--- Figure dataset records ---
[Start]

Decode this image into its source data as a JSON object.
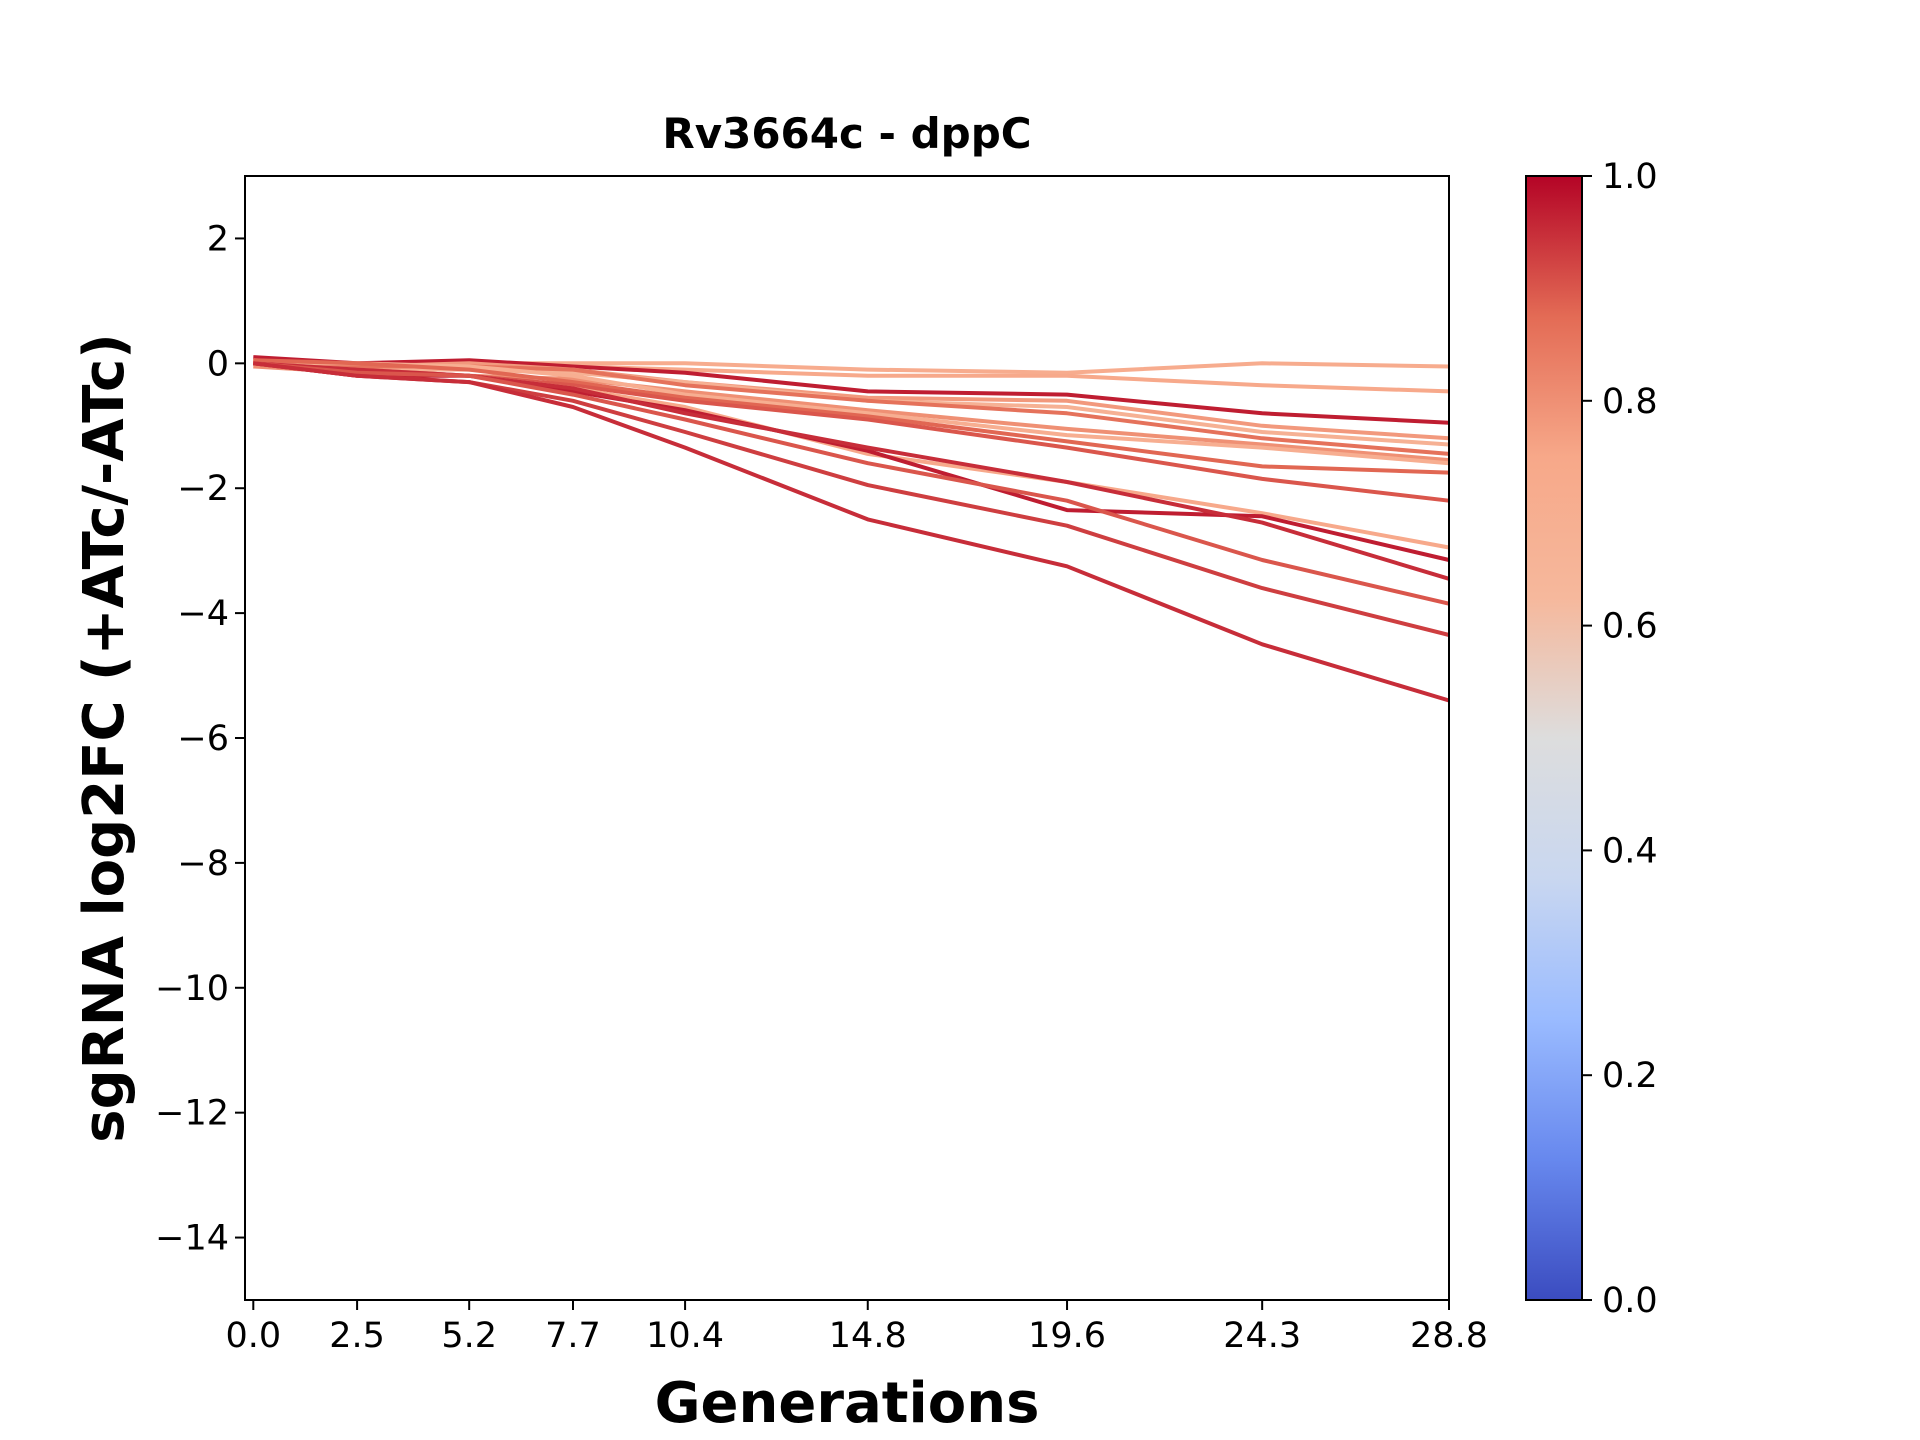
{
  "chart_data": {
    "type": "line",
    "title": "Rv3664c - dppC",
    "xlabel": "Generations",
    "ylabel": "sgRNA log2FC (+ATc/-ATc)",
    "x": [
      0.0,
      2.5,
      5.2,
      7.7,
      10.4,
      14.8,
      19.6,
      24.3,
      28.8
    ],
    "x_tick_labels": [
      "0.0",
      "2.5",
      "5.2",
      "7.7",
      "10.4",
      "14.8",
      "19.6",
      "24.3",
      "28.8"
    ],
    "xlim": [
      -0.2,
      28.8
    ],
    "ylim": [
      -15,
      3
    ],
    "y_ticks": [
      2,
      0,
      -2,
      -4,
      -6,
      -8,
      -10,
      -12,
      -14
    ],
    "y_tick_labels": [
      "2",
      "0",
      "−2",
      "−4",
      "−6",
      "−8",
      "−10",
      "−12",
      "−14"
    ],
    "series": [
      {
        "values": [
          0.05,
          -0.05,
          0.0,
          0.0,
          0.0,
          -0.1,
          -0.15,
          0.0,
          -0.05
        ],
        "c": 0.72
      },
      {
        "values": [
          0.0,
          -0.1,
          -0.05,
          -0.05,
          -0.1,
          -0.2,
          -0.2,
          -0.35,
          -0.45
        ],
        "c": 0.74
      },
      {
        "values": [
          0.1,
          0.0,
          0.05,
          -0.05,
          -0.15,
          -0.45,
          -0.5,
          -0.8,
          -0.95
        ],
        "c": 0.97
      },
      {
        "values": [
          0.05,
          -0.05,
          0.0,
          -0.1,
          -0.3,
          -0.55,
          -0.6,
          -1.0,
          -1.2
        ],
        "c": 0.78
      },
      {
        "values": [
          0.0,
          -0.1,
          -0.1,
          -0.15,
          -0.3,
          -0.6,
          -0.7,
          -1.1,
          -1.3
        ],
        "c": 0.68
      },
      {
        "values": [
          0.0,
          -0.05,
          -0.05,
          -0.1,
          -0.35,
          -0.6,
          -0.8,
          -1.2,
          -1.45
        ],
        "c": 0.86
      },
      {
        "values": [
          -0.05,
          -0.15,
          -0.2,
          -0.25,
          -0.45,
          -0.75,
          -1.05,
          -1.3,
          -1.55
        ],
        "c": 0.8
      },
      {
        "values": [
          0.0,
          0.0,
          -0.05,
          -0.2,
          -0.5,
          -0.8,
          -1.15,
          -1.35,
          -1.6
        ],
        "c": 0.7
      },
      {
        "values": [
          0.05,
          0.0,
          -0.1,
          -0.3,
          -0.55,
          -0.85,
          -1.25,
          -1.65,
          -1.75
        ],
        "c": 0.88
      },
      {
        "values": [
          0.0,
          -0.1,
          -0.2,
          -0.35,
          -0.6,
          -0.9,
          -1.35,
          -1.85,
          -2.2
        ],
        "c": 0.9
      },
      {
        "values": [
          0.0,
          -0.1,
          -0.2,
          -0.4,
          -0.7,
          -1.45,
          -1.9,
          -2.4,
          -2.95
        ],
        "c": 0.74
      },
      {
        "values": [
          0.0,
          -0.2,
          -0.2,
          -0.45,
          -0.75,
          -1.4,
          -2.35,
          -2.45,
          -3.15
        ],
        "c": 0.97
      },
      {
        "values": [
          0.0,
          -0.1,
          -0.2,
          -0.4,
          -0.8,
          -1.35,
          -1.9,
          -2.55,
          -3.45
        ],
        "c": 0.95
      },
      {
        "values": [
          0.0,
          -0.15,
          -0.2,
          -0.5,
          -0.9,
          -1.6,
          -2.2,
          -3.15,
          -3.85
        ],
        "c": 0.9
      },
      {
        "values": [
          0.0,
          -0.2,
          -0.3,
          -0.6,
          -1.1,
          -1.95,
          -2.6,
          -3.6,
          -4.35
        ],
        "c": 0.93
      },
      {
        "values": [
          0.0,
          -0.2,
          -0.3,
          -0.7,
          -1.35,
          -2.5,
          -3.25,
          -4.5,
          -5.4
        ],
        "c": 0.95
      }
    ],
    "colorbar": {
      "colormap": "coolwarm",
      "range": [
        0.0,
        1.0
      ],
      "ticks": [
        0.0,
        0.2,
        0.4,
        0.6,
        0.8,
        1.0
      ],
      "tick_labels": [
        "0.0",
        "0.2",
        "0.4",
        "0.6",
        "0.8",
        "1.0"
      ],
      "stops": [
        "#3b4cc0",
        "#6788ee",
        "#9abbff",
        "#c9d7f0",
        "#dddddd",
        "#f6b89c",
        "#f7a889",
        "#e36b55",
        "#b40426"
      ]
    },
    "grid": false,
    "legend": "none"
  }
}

[End]

--- STATED GOAL ---
Make an exact copy of the data, leaving its pictures out.

--- OUTPUT ---
Decode this image into its source data as a JSON object.
{
  "chart_data": {
    "type": "line",
    "title": "Rv3664c - dppC",
    "xlabel": "Generations",
    "ylabel": "sgRNA log2FC (+ATc/-ATc)",
    "x": [
      0.0,
      2.5,
      5.2,
      7.7,
      10.4,
      14.8,
      19.6,
      24.3,
      28.8
    ],
    "x_tick_labels": [
      "0.0",
      "2.5",
      "5.2",
      "7.7",
      "10.4",
      "14.8",
      "19.6",
      "24.3",
      "28.8"
    ],
    "xlim": [
      -0.2,
      28.8
    ],
    "ylim": [
      -15,
      3
    ],
    "y_ticks": [
      2,
      0,
      -2,
      -4,
      -6,
      -8,
      -10,
      -12,
      -14
    ],
    "y_tick_labels": [
      "2",
      "0",
      "−2",
      "−4",
      "−6",
      "−8",
      "−10",
      "−12",
      "−14"
    ],
    "series": [
      {
        "values": [
          0.05,
          -0.05,
          0.0,
          0.0,
          0.0,
          -0.1,
          -0.15,
          0.0,
          -0.05
        ],
        "c": 0.72
      },
      {
        "values": [
          0.0,
          -0.1,
          -0.05,
          -0.05,
          -0.1,
          -0.2,
          -0.2,
          -0.35,
          -0.45
        ],
        "c": 0.74
      },
      {
        "values": [
          0.1,
          0.0,
          0.05,
          -0.05,
          -0.15,
          -0.45,
          -0.5,
          -0.8,
          -0.95
        ],
        "c": 0.97
      },
      {
        "values": [
          0.05,
          -0.05,
          0.0,
          -0.1,
          -0.3,
          -0.55,
          -0.6,
          -1.0,
          -1.2
        ],
        "c": 0.78
      },
      {
        "values": [
          0.0,
          -0.1,
          -0.1,
          -0.15,
          -0.3,
          -0.6,
          -0.7,
          -1.1,
          -1.3
        ],
        "c": 0.68
      },
      {
        "values": [
          0.0,
          -0.05,
          -0.05,
          -0.1,
          -0.35,
          -0.6,
          -0.8,
          -1.2,
          -1.45
        ],
        "c": 0.86
      },
      {
        "values": [
          -0.05,
          -0.15,
          -0.2,
          -0.25,
          -0.45,
          -0.75,
          -1.05,
          -1.3,
          -1.55
        ],
        "c": 0.8
      },
      {
        "values": [
          0.0,
          0.0,
          -0.05,
          -0.2,
          -0.5,
          -0.8,
          -1.15,
          -1.35,
          -1.6
        ],
        "c": 0.7
      },
      {
        "values": [
          0.05,
          0.0,
          -0.1,
          -0.3,
          -0.55,
          -0.85,
          -1.25,
          -1.65,
          -1.75
        ],
        "c": 0.88
      },
      {
        "values": [
          0.0,
          -0.1,
          -0.2,
          -0.35,
          -0.6,
          -0.9,
          -1.35,
          -1.85,
          -2.2
        ],
        "c": 0.9
      },
      {
        "values": [
          0.0,
          -0.1,
          -0.2,
          -0.4,
          -0.7,
          -1.45,
          -1.9,
          -2.4,
          -2.95
        ],
        "c": 0.74
      },
      {
        "values": [
          0.0,
          -0.2,
          -0.2,
          -0.45,
          -0.75,
          -1.4,
          -2.35,
          -2.45,
          -3.15
        ],
        "c": 0.97
      },
      {
        "values": [
          0.0,
          -0.1,
          -0.2,
          -0.4,
          -0.8,
          -1.35,
          -1.9,
          -2.55,
          -3.45
        ],
        "c": 0.95
      },
      {
        "values": [
          0.0,
          -0.15,
          -0.2,
          -0.5,
          -0.9,
          -1.6,
          -2.2,
          -3.15,
          -3.85
        ],
        "c": 0.9
      },
      {
        "values": [
          0.0,
          -0.2,
          -0.3,
          -0.6,
          -1.1,
          -1.95,
          -2.6,
          -3.6,
          -4.35
        ],
        "c": 0.93
      },
      {
        "values": [
          0.0,
          -0.2,
          -0.3,
          -0.7,
          -1.35,
          -2.5,
          -3.25,
          -4.5,
          -5.4
        ],
        "c": 0.95
      }
    ],
    "colorbar": {
      "colormap": "coolwarm",
      "range": [
        0.0,
        1.0
      ],
      "ticks": [
        0.0,
        0.2,
        0.4,
        0.6,
        0.8,
        1.0
      ],
      "tick_labels": [
        "0.0",
        "0.2",
        "0.4",
        "0.6",
        "0.8",
        "1.0"
      ],
      "stops": [
        "#3b4cc0",
        "#6788ee",
        "#9abbff",
        "#c9d7f0",
        "#dddddd",
        "#f6b89c",
        "#f7a889",
        "#e36b55",
        "#b40426"
      ]
    },
    "grid": false,
    "legend": "none"
  }
}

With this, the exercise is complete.